Task to carry out> Go through the material and pull out every line with the string "edit" in it.

☆ ☆ ☆ ☆

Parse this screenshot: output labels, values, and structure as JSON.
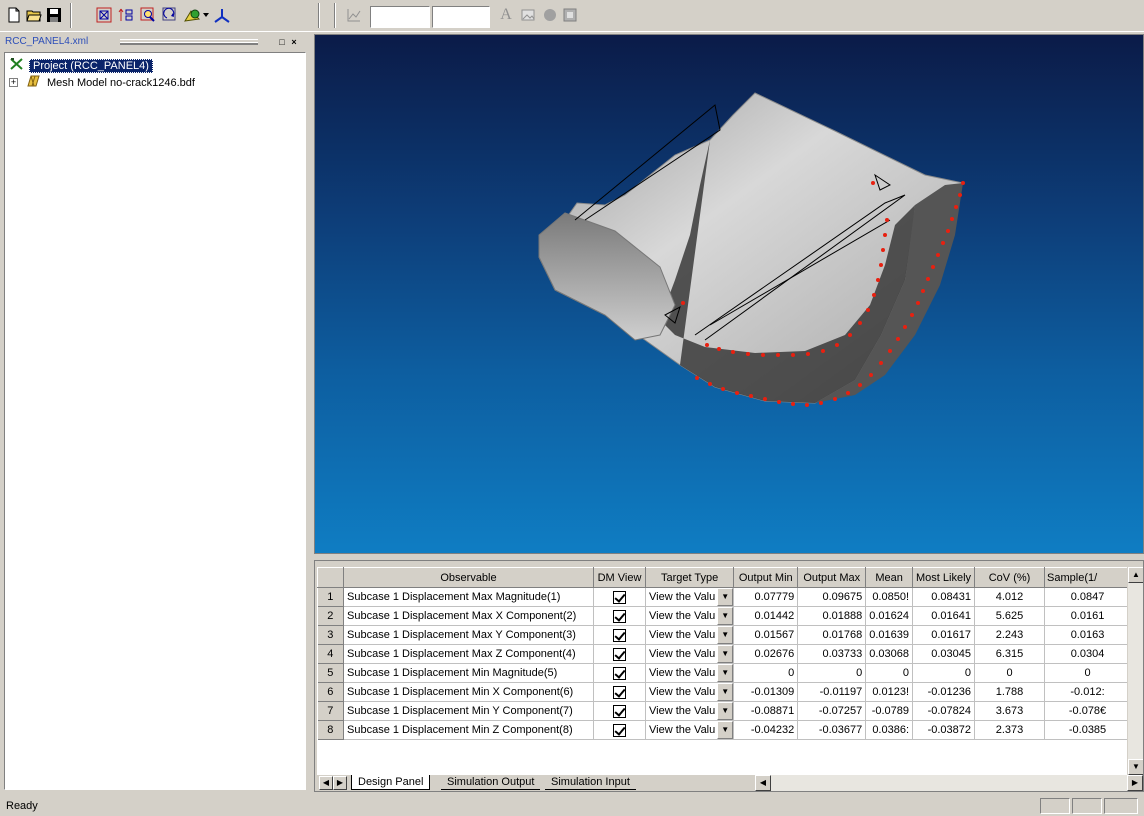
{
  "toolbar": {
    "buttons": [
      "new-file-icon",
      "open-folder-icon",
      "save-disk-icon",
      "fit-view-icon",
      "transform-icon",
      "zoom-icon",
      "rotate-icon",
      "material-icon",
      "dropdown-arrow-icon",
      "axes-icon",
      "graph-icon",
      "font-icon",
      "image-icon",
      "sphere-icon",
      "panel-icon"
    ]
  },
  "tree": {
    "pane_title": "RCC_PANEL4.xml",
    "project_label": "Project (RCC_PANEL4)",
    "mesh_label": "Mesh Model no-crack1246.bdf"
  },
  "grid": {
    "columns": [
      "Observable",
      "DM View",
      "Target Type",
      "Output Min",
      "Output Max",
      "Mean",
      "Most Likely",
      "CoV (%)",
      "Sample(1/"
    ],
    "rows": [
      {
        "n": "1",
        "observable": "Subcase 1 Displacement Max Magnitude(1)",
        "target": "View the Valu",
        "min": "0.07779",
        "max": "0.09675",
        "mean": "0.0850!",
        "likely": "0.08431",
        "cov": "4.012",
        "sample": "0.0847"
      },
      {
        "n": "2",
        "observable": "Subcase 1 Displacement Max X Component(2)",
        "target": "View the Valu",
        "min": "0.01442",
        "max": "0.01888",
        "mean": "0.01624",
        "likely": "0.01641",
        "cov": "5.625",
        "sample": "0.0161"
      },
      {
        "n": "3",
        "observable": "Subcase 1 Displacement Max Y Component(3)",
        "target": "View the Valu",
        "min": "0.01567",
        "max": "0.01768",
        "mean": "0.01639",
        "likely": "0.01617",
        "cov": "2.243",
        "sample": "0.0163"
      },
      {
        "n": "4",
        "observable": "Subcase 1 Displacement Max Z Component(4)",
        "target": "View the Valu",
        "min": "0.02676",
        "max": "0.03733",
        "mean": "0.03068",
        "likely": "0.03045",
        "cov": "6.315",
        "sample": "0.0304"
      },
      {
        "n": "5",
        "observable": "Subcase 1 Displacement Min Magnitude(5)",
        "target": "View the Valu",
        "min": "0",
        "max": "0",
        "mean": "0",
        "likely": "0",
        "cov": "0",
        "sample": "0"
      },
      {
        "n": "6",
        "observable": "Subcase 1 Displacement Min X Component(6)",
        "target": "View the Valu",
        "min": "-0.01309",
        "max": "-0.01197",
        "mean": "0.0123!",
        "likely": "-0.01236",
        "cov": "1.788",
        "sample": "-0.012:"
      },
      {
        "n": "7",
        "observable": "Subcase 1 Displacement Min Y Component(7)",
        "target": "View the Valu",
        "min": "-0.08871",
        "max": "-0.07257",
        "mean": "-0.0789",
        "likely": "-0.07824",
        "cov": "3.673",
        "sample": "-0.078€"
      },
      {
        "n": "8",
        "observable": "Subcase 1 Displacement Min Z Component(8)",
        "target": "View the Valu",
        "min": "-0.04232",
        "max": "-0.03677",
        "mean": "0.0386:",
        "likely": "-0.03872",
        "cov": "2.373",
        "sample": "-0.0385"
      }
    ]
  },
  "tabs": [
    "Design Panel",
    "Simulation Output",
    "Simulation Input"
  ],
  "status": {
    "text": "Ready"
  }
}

☆ ☆ ☆ ☆

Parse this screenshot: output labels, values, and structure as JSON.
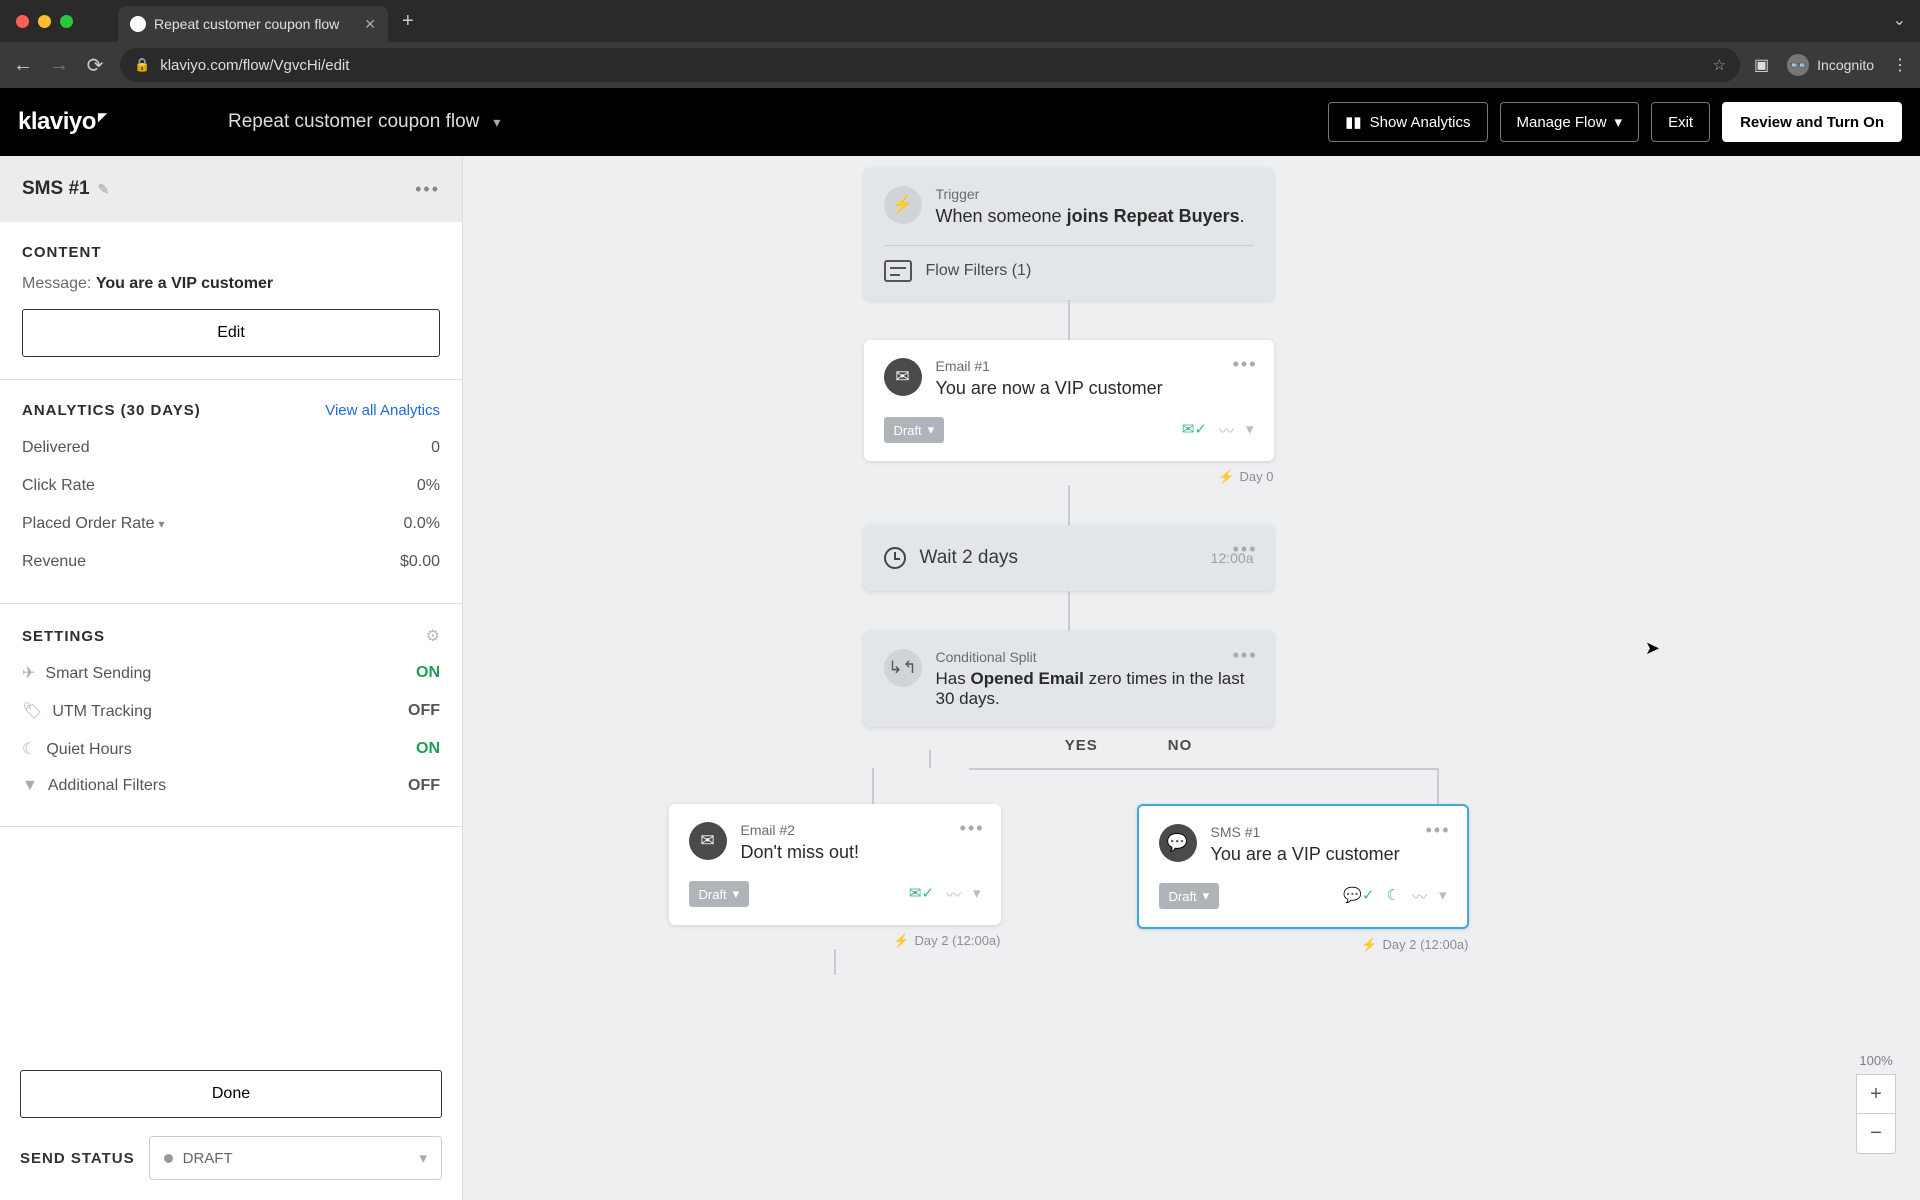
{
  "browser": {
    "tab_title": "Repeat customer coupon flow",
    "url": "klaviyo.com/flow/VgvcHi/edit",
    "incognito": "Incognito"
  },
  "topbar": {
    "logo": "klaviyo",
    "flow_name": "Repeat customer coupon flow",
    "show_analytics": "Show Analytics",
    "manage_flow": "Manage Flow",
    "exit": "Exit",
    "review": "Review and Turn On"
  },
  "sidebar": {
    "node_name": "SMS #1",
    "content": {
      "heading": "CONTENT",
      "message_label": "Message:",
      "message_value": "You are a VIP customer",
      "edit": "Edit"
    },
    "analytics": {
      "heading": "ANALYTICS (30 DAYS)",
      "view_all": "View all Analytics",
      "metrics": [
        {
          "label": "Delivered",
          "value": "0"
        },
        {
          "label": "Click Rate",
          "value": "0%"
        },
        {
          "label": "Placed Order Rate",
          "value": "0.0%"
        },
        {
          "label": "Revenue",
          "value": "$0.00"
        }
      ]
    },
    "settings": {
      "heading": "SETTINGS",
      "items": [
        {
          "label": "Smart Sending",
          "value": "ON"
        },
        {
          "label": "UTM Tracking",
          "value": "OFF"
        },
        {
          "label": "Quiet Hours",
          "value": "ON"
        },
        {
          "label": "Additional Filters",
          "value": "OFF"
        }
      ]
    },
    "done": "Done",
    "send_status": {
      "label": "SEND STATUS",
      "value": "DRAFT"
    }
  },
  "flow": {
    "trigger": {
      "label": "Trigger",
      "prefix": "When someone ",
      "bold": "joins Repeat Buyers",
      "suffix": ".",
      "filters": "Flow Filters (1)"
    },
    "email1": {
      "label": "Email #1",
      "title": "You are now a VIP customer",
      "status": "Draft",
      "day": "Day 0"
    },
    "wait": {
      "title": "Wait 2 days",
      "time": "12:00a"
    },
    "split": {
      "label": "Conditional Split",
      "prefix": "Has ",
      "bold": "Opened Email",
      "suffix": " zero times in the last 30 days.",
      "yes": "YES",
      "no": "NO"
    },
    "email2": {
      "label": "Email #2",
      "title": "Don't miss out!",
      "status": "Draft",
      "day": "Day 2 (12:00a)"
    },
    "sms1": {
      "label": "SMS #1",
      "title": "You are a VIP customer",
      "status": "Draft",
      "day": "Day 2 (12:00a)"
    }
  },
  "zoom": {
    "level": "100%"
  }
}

☆ ☆ ☆ ☆

The output>
    "url": "klaviyo.com/flow/VgvcHi/edit",
      "edit": "Edit"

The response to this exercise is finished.